--- Start of Input ---

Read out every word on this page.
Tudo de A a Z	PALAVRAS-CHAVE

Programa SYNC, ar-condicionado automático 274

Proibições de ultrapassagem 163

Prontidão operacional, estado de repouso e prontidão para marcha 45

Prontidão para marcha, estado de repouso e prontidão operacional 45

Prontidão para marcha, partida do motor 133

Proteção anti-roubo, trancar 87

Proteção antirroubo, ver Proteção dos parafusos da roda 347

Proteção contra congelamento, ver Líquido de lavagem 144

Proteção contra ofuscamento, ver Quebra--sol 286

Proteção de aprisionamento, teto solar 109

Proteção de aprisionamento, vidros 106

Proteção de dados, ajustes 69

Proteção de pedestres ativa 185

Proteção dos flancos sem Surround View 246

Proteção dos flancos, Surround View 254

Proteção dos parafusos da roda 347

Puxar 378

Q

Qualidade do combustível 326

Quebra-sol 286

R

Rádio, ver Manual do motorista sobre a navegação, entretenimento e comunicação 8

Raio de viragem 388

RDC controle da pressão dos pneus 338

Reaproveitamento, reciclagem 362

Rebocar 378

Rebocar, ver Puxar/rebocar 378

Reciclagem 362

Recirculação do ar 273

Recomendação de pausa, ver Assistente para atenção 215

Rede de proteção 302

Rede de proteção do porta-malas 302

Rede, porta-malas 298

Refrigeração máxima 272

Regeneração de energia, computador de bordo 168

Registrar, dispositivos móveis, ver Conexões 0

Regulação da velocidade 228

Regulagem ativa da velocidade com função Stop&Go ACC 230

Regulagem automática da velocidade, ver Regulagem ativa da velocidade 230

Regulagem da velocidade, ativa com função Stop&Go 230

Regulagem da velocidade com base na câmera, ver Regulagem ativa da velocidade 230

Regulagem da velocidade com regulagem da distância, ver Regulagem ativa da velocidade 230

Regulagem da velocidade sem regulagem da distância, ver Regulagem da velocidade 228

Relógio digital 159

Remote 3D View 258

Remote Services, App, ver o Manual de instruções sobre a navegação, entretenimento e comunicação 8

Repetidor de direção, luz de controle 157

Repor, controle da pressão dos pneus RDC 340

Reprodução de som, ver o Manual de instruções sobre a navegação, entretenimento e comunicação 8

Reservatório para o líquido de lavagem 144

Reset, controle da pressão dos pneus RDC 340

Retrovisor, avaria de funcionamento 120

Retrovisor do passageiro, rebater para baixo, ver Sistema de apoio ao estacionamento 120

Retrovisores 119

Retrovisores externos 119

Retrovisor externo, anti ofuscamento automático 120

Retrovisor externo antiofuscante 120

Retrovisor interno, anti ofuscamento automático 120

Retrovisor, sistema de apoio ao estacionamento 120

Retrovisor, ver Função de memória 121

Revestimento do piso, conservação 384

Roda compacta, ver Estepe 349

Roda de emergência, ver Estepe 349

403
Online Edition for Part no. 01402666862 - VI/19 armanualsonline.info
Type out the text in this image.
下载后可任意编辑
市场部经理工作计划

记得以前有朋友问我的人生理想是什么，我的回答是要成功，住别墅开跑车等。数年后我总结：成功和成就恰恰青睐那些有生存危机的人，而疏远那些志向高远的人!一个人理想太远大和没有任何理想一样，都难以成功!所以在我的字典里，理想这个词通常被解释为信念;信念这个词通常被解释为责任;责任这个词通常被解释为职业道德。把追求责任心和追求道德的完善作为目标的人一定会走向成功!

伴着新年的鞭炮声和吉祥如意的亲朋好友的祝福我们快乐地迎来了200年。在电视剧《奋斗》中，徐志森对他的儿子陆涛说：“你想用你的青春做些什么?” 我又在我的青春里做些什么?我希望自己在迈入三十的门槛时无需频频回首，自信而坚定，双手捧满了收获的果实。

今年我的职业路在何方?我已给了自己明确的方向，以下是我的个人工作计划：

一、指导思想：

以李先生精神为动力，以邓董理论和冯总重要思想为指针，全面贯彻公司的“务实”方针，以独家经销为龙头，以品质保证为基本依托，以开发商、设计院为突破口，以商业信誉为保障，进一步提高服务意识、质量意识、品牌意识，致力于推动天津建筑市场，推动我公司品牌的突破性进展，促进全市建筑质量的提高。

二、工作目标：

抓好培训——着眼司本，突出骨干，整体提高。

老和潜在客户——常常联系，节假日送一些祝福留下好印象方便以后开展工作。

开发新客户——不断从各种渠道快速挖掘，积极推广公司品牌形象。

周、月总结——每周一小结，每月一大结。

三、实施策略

--- End of Input ---

Exercise: Which lines of the data above contain "contra"? Copy each one.

Finished exercise:
Proteção contra congelamento, ver Líquido de lavagem 144
Proteção contra ofuscamento, ver Quebra--sol 286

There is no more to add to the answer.